-- BEGIN DATA FOR PROCESSING --

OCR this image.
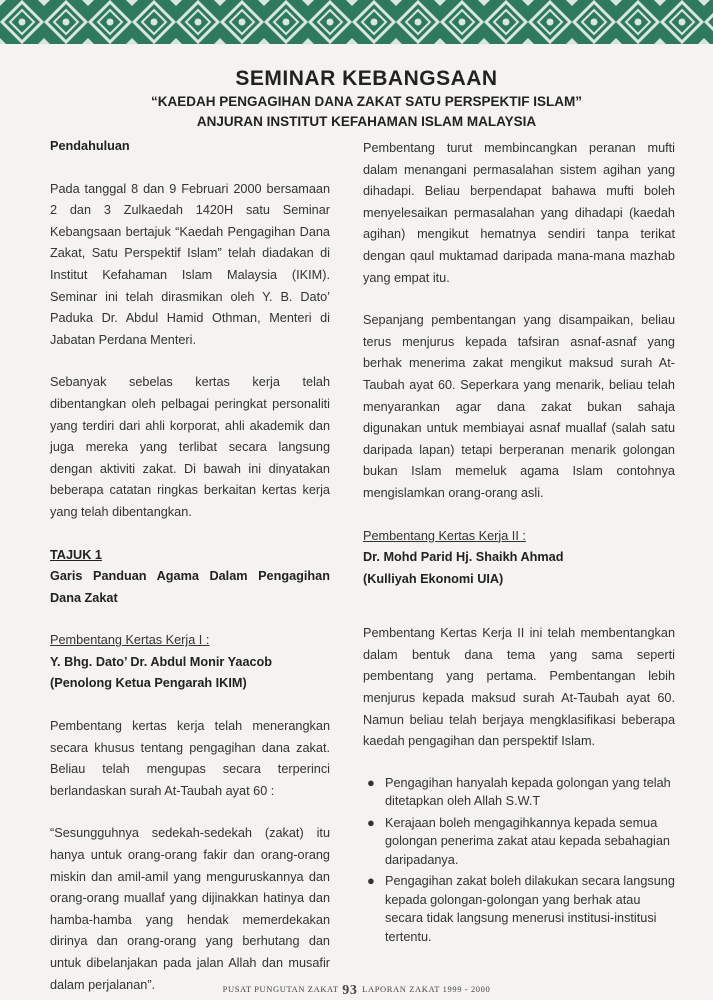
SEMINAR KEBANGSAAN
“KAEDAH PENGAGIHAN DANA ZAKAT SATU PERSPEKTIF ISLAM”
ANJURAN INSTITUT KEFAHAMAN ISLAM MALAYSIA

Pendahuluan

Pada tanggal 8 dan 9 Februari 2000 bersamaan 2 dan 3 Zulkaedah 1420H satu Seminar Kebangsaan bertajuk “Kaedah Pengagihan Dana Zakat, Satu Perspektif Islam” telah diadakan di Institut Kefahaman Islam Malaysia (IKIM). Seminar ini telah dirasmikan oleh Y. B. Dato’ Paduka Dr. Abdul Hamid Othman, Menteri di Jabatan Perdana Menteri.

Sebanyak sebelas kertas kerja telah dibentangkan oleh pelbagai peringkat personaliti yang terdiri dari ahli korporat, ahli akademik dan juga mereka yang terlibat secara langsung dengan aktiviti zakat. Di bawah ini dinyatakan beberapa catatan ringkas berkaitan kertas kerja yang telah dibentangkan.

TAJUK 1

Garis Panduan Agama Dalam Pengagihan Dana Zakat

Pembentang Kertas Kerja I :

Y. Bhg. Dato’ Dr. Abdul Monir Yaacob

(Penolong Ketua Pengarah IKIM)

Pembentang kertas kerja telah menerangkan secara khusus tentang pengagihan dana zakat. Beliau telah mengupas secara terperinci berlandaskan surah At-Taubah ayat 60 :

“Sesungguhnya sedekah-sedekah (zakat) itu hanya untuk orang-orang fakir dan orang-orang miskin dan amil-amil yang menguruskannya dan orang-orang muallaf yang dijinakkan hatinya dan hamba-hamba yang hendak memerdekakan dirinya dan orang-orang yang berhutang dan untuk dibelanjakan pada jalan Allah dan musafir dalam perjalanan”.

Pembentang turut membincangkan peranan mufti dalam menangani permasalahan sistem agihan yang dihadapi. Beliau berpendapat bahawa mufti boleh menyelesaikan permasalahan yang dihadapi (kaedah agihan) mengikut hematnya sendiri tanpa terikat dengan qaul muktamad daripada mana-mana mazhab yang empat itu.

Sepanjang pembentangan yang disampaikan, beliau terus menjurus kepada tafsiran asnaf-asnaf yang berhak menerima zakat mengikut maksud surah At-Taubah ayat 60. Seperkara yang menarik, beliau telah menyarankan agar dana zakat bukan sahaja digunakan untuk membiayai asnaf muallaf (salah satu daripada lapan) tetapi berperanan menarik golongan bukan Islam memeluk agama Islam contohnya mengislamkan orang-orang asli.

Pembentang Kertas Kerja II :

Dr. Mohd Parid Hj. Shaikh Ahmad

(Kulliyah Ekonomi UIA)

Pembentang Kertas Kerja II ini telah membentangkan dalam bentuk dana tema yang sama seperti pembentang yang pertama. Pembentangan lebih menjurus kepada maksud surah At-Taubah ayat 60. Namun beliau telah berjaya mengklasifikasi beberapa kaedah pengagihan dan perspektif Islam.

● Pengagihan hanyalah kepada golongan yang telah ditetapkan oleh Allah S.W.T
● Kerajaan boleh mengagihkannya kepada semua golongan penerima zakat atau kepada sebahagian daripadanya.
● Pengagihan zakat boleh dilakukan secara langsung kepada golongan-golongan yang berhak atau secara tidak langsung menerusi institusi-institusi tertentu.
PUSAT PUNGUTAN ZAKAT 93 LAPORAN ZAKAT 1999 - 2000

-- END DATA FOR PROCESSING --

* EXERCISE REQUIREMENTS:
Please repeat the entries exactly. Do not include the pictures.

* THE SOLUTION:
OCR this image.
SEMINAR KEBANGSAAN
“KAEDAH PENGAGIHAN DANA ZAKAT SATU PERSPEKTIF ISLAM”
ANJURAN INSTITUT KEFAHAMAN ISLAM MALAYSIA

Pendahuluan

Pada tanggal 8 dan 9 Februari 2000 bersamaan 2 dan 3 Zulkaedah 1420H satu Seminar Kebangsaan bertajuk “Kaedah Pengagihan Dana Zakat, Satu Perspektif Islam” telah diadakan di Institut Kefahaman Islam Malaysia (IKIM). Seminar ini telah dirasmikan oleh Y. B. Dato’ Paduka Dr. Abdul Hamid Othman, Menteri di Jabatan Perdana Menteri.

Sebanyak sebelas kertas kerja telah dibentangkan oleh pelbagai peringkat personaliti yang terdiri dari ahli korporat, ahli akademik dan juga mereka yang terlibat secara langsung dengan aktiviti zakat. Di bawah ini dinyatakan beberapa catatan ringkas berkaitan kertas kerja yang telah dibentangkan.

TAJUK 1

Garis Panduan Agama Dalam Pengagihan Dana Zakat

Pembentang Kertas Kerja I :

Y. Bhg. Dato’ Dr. Abdul Monir Yaacob

(Penolong Ketua Pengarah IKIM)

Pembentang kertas kerja telah menerangkan secara khusus tentang pengagihan dana zakat. Beliau telah mengupas secara terperinci berlandaskan surah At-Taubah ayat 60 :

“Sesungguhnya sedekah-sedekah (zakat) itu hanya untuk orang-orang fakir dan orang-orang miskin dan amil-amil yang menguruskannya dan orang-orang muallaf yang dijinakkan hatinya dan hamba-hamba yang hendak memerdekakan dirinya dan orang-orang yang berhutang dan untuk dibelanjakan pada jalan Allah dan musafir dalam perjalanan”.

Pembentang turut membincangkan peranan mufti dalam menangani permasalahan sistem agihan yang dihadapi. Beliau berpendapat bahawa mufti boleh menyelesaikan permasalahan yang dihadapi (kaedah agihan) mengikut hematnya sendiri tanpa terikat dengan qaul muktamad daripada mana-mana mazhab yang empat itu.

Sepanjang pembentangan yang disampaikan, beliau terus menjurus kepada tafsiran asnaf-asnaf yang berhak menerima zakat mengikut maksud surah At-Taubah ayat 60. Seperkara yang menarik, beliau telah menyarankan agar dana zakat bukan sahaja digunakan untuk membiayai asnaf muallaf (salah satu daripada lapan) tetapi berperanan menarik golongan bukan Islam memeluk agama Islam contohnya mengislamkan orang-orang asli.

Pembentang Kertas Kerja II :

Dr. Mohd Parid Hj. Shaikh Ahmad

(Kulliyah Ekonomi UIA)

Pembentang Kertas Kerja II ini telah membentangkan dalam bentuk dana tema yang sama seperti pembentang yang pertama. Pembentangan lebih menjurus kepada maksud surah At-Taubah ayat 60. Namun beliau telah berjaya mengklasifikasi beberapa kaedah pengagihan dan perspektif Islam.

● Pengagihan hanyalah kepada golongan yang telah ditetapkan oleh Allah S.W.T
● Kerajaan boleh mengagihkannya kepada semua golongan penerima zakat atau kepada sebahagian daripadanya.
● Pengagihan zakat boleh dilakukan secara langsung kepada golongan-golongan yang berhak atau secara tidak langsung menerusi institusi-institusi tertentu.
PUSAT PUNGUTAN ZAKAT 93 LAPORAN ZAKAT 1999 - 2000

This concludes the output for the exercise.